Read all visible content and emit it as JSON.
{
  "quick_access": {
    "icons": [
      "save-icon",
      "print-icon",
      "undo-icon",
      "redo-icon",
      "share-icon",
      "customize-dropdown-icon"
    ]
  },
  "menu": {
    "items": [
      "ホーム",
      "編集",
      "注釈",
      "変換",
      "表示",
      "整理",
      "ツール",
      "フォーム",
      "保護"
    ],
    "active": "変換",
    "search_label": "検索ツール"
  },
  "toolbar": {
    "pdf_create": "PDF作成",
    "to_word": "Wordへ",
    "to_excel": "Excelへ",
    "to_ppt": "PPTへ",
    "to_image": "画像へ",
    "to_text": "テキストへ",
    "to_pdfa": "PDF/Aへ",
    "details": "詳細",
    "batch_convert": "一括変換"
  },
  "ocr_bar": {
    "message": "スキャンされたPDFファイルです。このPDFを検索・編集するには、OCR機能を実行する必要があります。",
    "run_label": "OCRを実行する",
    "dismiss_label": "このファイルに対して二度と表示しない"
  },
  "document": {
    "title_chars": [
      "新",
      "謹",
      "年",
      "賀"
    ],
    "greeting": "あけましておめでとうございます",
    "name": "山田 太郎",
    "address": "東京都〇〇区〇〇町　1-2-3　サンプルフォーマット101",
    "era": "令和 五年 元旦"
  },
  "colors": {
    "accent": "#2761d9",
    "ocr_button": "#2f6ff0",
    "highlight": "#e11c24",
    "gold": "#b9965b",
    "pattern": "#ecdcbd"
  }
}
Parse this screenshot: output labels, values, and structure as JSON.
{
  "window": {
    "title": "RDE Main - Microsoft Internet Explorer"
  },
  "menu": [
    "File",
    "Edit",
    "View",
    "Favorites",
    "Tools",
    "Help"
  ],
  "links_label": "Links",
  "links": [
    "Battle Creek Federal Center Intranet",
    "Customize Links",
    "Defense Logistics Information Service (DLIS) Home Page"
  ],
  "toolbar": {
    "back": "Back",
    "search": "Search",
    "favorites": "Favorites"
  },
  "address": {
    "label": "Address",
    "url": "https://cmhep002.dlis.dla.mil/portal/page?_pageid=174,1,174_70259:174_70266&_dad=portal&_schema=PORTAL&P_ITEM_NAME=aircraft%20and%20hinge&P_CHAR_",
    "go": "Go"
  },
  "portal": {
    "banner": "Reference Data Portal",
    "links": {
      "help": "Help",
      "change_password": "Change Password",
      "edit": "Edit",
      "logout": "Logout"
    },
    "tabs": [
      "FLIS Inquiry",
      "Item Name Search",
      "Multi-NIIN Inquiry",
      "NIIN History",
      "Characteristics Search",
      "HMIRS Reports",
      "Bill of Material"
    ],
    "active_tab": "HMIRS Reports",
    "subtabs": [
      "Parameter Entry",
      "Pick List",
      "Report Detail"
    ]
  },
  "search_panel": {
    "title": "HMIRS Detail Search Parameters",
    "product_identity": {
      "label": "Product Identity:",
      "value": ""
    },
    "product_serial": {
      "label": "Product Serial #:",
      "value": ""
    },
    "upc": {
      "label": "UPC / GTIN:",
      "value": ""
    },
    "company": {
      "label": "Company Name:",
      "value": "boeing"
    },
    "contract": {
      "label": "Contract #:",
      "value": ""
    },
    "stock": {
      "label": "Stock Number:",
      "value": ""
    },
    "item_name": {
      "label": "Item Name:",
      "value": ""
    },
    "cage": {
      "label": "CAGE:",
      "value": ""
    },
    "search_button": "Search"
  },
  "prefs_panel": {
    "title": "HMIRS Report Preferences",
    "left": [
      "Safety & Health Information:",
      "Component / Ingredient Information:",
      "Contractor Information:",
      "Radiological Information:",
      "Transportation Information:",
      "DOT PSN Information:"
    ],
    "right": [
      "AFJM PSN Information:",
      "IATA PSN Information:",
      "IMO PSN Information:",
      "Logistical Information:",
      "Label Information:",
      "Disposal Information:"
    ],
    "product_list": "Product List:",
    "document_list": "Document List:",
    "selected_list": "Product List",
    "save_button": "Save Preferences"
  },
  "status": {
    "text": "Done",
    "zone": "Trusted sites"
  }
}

▶ What you are asked to do:
Check each line of these records for the string "Preferences" and state only how many lines have it.

▶ Complete response:
2